(Items listed in a dataset)
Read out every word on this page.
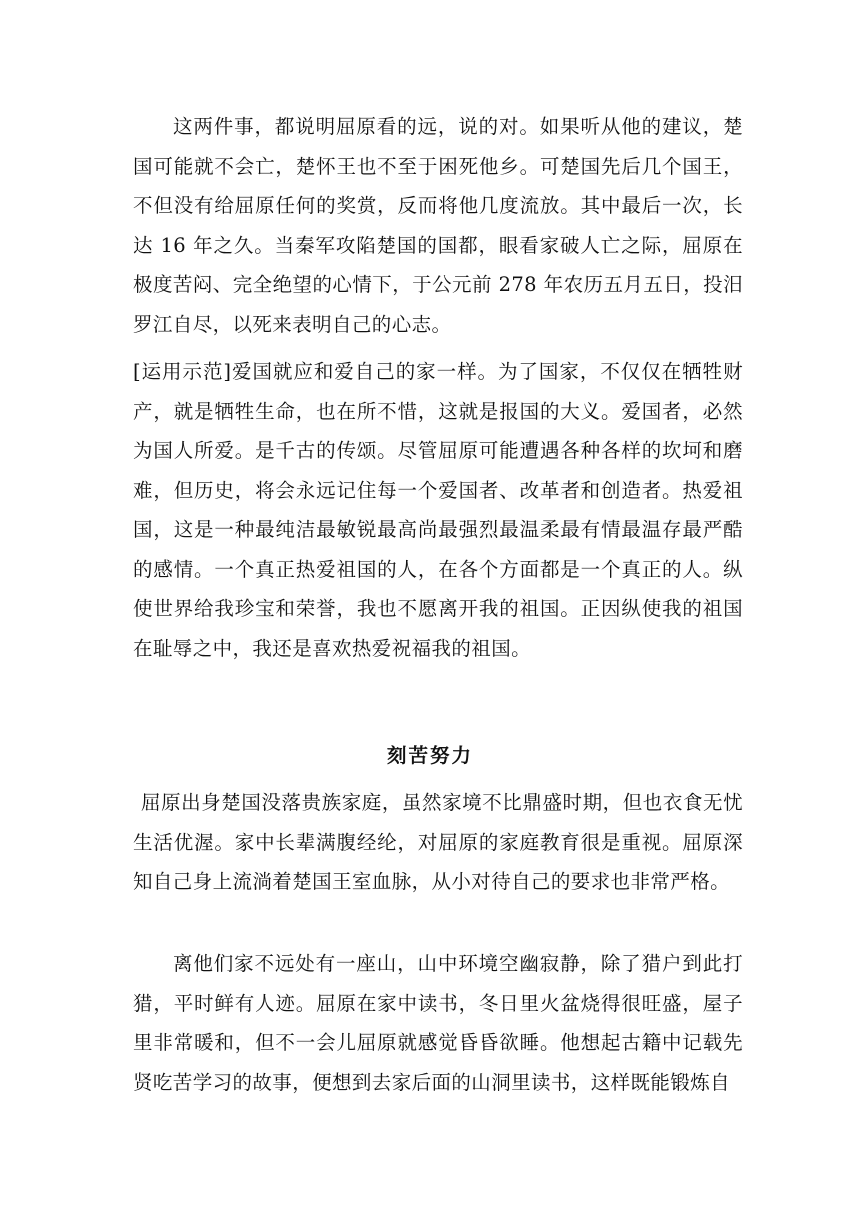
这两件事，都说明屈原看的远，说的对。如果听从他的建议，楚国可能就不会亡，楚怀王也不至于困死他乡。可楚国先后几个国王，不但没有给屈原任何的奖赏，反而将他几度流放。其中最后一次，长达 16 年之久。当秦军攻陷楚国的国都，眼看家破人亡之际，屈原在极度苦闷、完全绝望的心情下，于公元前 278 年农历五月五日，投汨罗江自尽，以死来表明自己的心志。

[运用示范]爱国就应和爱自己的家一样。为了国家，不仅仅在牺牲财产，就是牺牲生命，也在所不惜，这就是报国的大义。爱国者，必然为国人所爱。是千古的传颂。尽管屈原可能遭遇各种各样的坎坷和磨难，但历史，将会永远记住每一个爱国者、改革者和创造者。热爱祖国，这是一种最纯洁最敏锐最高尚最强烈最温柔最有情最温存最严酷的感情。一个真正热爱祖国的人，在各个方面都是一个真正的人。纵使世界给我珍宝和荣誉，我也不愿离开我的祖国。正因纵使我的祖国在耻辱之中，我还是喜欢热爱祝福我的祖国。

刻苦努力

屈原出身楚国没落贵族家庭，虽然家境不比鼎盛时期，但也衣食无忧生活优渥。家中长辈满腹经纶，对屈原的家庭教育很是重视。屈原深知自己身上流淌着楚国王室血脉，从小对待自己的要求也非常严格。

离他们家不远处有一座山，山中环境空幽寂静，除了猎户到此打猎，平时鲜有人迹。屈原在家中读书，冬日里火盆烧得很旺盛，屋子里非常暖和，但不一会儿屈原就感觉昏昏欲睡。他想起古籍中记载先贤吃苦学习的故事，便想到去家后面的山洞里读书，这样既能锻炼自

...

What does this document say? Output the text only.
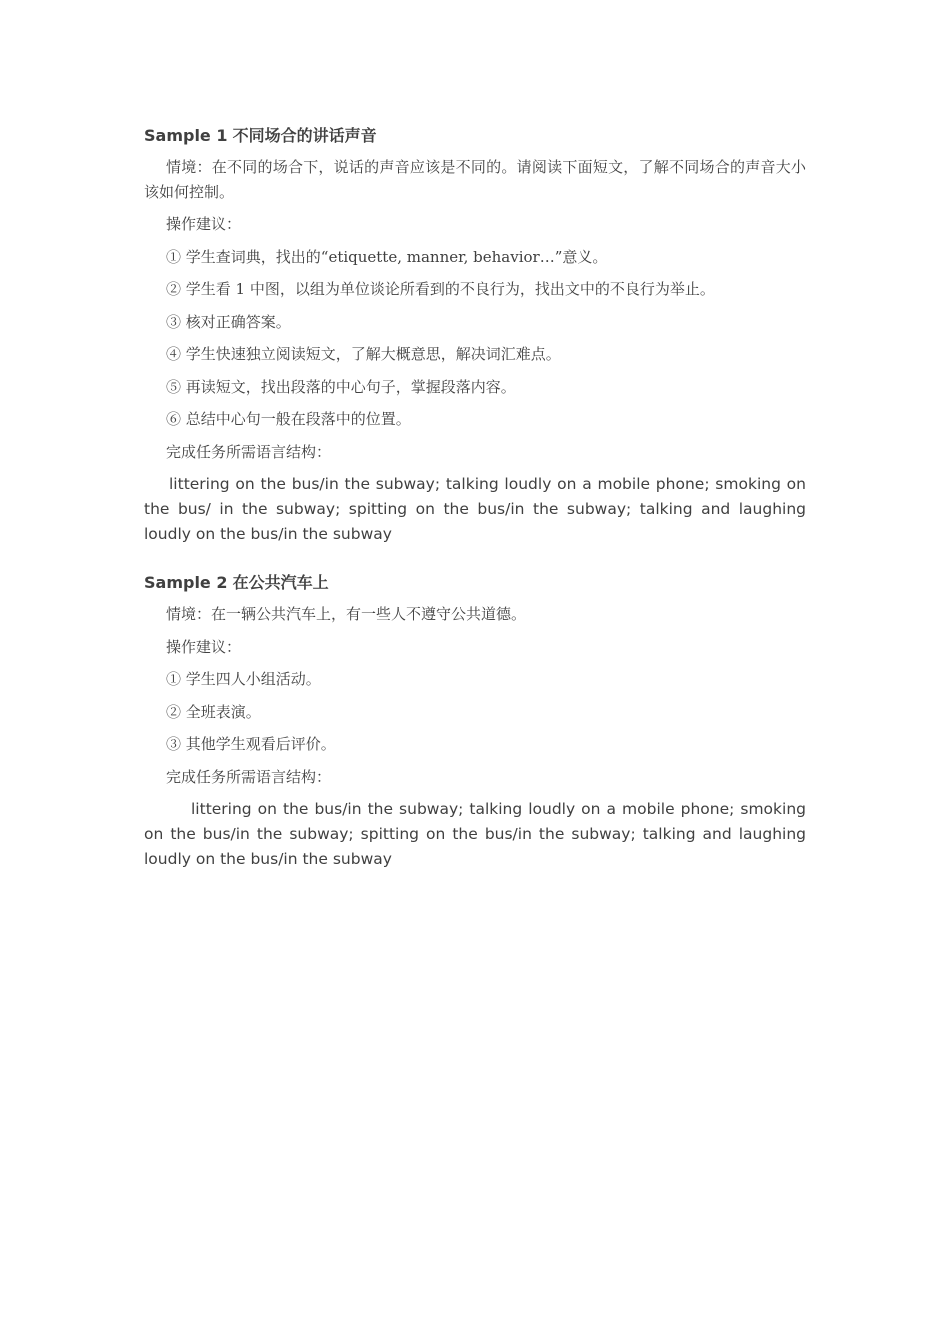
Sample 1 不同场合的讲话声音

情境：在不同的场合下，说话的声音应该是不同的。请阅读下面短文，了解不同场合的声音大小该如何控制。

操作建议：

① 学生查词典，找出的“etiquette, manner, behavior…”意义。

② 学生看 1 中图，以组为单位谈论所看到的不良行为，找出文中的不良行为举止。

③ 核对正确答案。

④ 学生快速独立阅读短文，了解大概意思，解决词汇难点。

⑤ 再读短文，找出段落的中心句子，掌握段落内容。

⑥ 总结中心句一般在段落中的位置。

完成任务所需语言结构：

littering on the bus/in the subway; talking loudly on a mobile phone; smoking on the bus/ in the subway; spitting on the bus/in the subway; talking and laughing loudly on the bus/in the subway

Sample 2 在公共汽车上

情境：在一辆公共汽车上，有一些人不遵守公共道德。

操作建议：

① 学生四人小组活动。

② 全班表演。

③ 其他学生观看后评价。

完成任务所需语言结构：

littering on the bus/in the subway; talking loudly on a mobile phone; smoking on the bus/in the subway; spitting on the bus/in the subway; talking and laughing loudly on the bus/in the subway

* _EXERCISE INSTRUCTIONS_:
Scan the lines above for "littering", then copy every one that has it.

* _OUTPUT OF THE EXERCISE_:
littering on the bus/in the subway; talking loudly on a mobile phone; smoking on the bus/ in the subway; spitting on the bus/in the subway; talking and laughing loudly on the bus/in the subway
littering on the bus/in the subway; talking loudly on a mobile phone; smoking on the bus/in the subway; spitting on the bus/in the subway; talking and laughing loudly on the bus/in the subway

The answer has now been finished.